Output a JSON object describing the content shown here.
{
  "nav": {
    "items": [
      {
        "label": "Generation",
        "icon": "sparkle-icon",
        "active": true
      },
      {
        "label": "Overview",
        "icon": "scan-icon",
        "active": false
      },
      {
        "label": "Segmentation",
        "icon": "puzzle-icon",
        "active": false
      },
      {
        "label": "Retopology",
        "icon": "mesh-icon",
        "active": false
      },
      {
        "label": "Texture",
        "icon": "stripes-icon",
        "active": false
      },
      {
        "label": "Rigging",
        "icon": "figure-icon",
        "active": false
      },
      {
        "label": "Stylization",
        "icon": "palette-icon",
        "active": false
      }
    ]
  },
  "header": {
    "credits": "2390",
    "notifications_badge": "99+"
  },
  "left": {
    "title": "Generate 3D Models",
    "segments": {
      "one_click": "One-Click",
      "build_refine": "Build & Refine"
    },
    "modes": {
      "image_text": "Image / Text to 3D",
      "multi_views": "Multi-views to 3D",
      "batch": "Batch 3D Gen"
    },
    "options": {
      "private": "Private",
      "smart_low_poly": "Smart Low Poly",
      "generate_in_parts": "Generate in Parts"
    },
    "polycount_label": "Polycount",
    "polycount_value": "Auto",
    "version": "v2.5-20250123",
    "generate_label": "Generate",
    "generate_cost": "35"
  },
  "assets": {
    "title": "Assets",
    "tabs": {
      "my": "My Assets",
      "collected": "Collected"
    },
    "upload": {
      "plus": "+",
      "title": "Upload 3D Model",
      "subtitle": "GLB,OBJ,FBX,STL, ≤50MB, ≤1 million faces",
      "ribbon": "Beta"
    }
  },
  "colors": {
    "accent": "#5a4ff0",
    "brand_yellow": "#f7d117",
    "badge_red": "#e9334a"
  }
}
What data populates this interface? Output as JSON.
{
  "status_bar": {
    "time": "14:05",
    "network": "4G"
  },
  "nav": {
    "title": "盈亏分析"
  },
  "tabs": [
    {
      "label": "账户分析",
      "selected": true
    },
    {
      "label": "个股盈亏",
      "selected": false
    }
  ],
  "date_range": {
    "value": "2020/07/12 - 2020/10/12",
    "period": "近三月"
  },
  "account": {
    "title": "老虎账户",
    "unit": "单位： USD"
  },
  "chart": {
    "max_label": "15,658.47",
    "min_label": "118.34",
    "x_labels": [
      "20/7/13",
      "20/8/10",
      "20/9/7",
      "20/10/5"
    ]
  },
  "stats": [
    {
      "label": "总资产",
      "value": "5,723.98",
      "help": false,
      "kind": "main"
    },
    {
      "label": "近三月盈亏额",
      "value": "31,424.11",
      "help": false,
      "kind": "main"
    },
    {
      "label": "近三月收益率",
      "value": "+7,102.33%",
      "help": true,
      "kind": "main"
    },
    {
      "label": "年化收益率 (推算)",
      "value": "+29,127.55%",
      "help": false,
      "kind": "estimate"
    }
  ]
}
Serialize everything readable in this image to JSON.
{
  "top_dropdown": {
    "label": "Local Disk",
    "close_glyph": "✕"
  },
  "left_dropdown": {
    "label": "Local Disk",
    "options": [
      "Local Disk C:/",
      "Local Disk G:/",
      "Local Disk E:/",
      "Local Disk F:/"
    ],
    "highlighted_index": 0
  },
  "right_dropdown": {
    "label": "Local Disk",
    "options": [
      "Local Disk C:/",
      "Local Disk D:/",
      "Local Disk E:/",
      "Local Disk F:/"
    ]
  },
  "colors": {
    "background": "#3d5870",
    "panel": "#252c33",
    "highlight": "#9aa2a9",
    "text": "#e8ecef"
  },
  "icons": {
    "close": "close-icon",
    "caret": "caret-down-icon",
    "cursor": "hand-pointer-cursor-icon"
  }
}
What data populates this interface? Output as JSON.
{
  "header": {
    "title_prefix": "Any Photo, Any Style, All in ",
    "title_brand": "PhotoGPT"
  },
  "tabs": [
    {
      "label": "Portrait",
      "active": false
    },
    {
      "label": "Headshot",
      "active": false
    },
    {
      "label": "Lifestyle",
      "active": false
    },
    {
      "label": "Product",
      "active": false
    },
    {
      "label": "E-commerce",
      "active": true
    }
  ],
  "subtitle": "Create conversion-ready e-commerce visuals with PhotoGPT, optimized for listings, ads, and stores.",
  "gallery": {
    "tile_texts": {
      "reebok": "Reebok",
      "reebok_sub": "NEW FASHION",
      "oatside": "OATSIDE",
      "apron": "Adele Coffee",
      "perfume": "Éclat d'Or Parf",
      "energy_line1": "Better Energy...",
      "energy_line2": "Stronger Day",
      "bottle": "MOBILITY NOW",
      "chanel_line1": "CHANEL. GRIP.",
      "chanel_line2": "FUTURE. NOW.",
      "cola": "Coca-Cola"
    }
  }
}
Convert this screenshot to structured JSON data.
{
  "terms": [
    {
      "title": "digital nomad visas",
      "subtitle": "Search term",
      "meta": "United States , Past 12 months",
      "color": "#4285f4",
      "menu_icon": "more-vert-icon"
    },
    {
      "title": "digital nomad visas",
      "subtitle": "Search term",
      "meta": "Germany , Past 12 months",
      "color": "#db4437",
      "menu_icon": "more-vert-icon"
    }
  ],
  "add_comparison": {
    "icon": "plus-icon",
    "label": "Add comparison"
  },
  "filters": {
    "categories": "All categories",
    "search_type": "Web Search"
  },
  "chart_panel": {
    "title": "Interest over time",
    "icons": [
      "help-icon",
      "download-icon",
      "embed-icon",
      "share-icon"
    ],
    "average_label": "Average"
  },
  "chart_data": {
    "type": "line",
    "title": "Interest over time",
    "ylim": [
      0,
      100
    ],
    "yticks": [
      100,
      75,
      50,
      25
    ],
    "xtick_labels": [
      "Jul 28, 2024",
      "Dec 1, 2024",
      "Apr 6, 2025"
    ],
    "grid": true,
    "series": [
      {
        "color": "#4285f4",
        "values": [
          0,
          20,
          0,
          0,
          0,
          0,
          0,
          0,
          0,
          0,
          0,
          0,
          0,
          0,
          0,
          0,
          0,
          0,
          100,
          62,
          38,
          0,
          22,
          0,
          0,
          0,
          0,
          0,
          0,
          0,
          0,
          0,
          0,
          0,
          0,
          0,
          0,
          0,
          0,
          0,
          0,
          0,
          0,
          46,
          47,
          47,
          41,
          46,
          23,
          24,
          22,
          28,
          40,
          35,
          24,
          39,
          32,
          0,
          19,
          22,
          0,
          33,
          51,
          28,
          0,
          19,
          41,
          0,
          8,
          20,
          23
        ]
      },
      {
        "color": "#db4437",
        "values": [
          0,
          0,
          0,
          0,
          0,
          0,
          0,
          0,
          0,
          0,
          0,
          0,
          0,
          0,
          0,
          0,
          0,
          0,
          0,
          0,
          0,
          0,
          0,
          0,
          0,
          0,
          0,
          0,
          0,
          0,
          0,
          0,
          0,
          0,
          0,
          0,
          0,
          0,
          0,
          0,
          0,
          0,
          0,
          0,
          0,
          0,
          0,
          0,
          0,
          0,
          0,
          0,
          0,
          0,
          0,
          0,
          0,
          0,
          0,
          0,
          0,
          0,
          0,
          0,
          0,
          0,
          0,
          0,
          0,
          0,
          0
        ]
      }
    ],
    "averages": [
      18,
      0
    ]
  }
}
---
● WORK TO DO:
Return all of the entries exactly as they were supplied.

● WRITTEN SOLUTION:
Output a JSON object describing the content shown here.
{
  "nav": {
    "items": [
      {
        "label": "Generation",
        "icon": "sparkle-icon",
        "active": true
      },
      {
        "label": "Overview",
        "icon": "scan-icon",
        "active": false
      },
      {
        "label": "Segmentation",
        "icon": "puzzle-icon",
        "active": false
      },
      {
        "label": "Retopology",
        "icon": "mesh-icon",
        "active": false
      },
      {
        "label": "Texture",
        "icon": "stripes-icon",
        "active": false
      },
      {
        "label": "Rigging",
        "icon": "figure-icon",
        "active": false
      },
      {
        "label": "Stylization",
        "icon": "palette-icon",
        "active": false
      }
    ]
  },
  "header": {
    "credits": "2390",
    "notifications_badge": "99+"
  },
  "left": {
    "title": "Generate 3D Models",
    "segments": {
      "one_click": "One-Click",
      "build_refine": "Build & Refine"
    },
    "modes": {
      "image_text": "Image / Text to 3D",
      "multi_views": "Multi-views to 3D",
      "batch": "Batch 3D Gen"
    },
    "options": {
      "private": "Private",
      "smart_low_poly": "Smart Low Poly",
      "generate_in_parts": "Generate in Parts"
    },
    "polycount_label": "Polycount",
    "polycount_value": "Auto",
    "version": "v2.5-20250123",
    "generate_label": "Generate",
    "generate_cost": "35"
  },
  "assets": {
    "title": "Assets",
    "tabs": {
      "my": "My Assets",
      "collected": "Collected"
    },
    "upload": {
      "plus": "+",
      "title": "Upload 3D Model",
      "subtitle": "GLB,OBJ,FBX,STL, ≤50MB, ≤1 million faces",
      "ribbon": "Beta"
    }
  },
  "colors": {
    "accent": "#5a4ff0",
    "brand_yellow": "#f7d117",
    "badge_red": "#e9334a"
  }
}
What data populates this interface? Output as JSON.
{
  "status_bar": {
    "time": "14:05",
    "network": "4G"
  },
  "nav": {
    "title": "盈亏分析"
  },
  "tabs": [
    {
      "label": "账户分析",
      "selected": true
    },
    {
      "label": "个股盈亏",
      "selected": false
    }
  ],
  "date_range": {
    "value": "2020/07/12 - 2020/10/12",
    "period": "近三月"
  },
  "account": {
    "title": "老虎账户",
    "unit": "单位： USD"
  },
  "chart": {
    "max_label": "15,658.47",
    "min_label": "118.34",
    "x_labels": [
      "20/7/13",
      "20/8/10",
      "20/9/7",
      "20/10/5"
    ]
  },
  "stats": [
    {
      "label": "总资产",
      "value": "5,723.98",
      "help": false,
      "kind": "main"
    },
    {
      "label": "近三月盈亏额",
      "value": "31,424.11",
      "help": false,
      "kind": "main"
    },
    {
      "label": "近三月收益率",
      "value": "+7,102.33%",
      "help": true,
      "kind": "main"
    },
    {
      "label": "年化收益率 (推算)",
      "value": "+29,127.55%",
      "help": false,
      "kind": "estimate"
    }
  ]
}
Serialize everything readable in this image to JSON.
{
  "top_dropdown": {
    "label": "Local Disk",
    "close_glyph": "✕"
  },
  "left_dropdown": {
    "label": "Local Disk",
    "options": [
      "Local Disk C:/",
      "Local Disk G:/",
      "Local Disk E:/",
      "Local Disk F:/"
    ],
    "highlighted_index": 0
  },
  "right_dropdown": {
    "label": "Local Disk",
    "options": [
      "Local Disk C:/",
      "Local Disk D:/",
      "Local Disk E:/",
      "Local Disk F:/"
    ]
  },
  "colors": {
    "background": "#3d5870",
    "panel": "#252c33",
    "highlight": "#9aa2a9",
    "text": "#e8ecef"
  },
  "icons": {
    "close": "close-icon",
    "caret": "caret-down-icon",
    "cursor": "hand-pointer-cursor-icon"
  }
}
What data populates this interface? Output as JSON.
{
  "header": {
    "title_prefix": "Any Photo, Any Style, All in ",
    "title_brand": "PhotoGPT"
  },
  "tabs": [
    {
      "label": "Portrait",
      "active": false
    },
    {
      "label": "Headshot",
      "active": false
    },
    {
      "label": "Lifestyle",
      "active": false
    },
    {
      "label": "Product",
      "active": false
    },
    {
      "label": "E-commerce",
      "active": true
    }
  ],
  "subtitle": "Create conversion-ready e-commerce visuals with PhotoGPT, optimized for listings, ads, and stores.",
  "gallery": {
    "tile_texts": {
      "reebok": "Reebok",
      "reebok_sub": "NEW FASHION",
      "oatside": "OATSIDE",
      "apron": "Adele Coffee",
      "perfume": "Éclat d'Or Parf",
      "energy_line1": "Better Energy...",
      "energy_line2": "Stronger Day",
      "bottle": "MOBILITY NOW",
      "chanel_line1": "CHANEL. GRIP.",
      "chanel_line2": "FUTURE. NOW.",
      "cola": "Coca-Cola"
    }
  }
}
Convert this screenshot to structured JSON data.
{
  "terms": [
    {
      "title": "digital nomad visas",
      "subtitle": "Search term",
      "meta": "United States , Past 12 months",
      "color": "#4285f4",
      "menu_icon": "more-vert-icon"
    },
    {
      "title": "digital nomad visas",
      "subtitle": "Search term",
      "meta": "Germany , Past 12 months",
      "color": "#db4437",
      "menu_icon": "more-vert-icon"
    }
  ],
  "add_comparison": {
    "icon": "plus-icon",
    "label": "Add comparison"
  },
  "filters": {
    "categories": "All categories",
    "search_type": "Web Search"
  },
  "chart_panel": {
    "title": "Interest over time",
    "icons": [
      "help-icon",
      "download-icon",
      "embed-icon",
      "share-icon"
    ],
    "average_label": "Average"
  },
  "chart_data": {
    "type": "line",
    "title": "Interest over time",
    "ylim": [
      0,
      100
    ],
    "yticks": [
      100,
      75,
      50,
      25
    ],
    "xtick_labels": [
      "Jul 28, 2024",
      "Dec 1, 2024",
      "Apr 6, 2025"
    ],
    "grid": true,
    "series": [
      {
        "color": "#4285f4",
        "values": [
          0,
          20,
          0,
          0,
          0,
          0,
          0,
          0,
          0,
          0,
          0,
          0,
          0,
          0,
          0,
          0,
          0,
          0,
          100,
          62,
          38,
          0,
          22,
          0,
          0,
          0,
          0,
          0,
          0,
          0,
          0,
          0,
          0,
          0,
          0,
          0,
          0,
          0,
          0,
          0,
          0,
          0,
          0,
          46,
          47,
          47,
          41,
          46,
          23,
          24,
          22,
          28,
          40,
          35,
          24,
          39,
          32,
          0,
          19,
          22,
          0,
          33,
          51,
          28,
          0,
          19,
          41,
          0,
          8,
          20,
          23
        ]
      },
      {
        "color": "#db4437",
        "values": [
          0,
          0,
          0,
          0,
          0,
          0,
          0,
          0,
          0,
          0,
          0,
          0,
          0,
          0,
          0,
          0,
          0,
          0,
          0,
          0,
          0,
          0,
          0,
          0,
          0,
          0,
          0,
          0,
          0,
          0,
          0,
          0,
          0,
          0,
          0,
          0,
          0,
          0,
          0,
          0,
          0,
          0,
          0,
          0,
          0,
          0,
          0,
          0,
          0,
          0,
          0,
          0,
          0,
          0,
          0,
          0,
          0,
          0,
          0,
          0,
          0,
          0,
          0,
          0,
          0,
          0,
          0,
          0,
          0,
          0,
          0
        ]
      }
    ],
    "averages": [
      18,
      0
    ]
  }
}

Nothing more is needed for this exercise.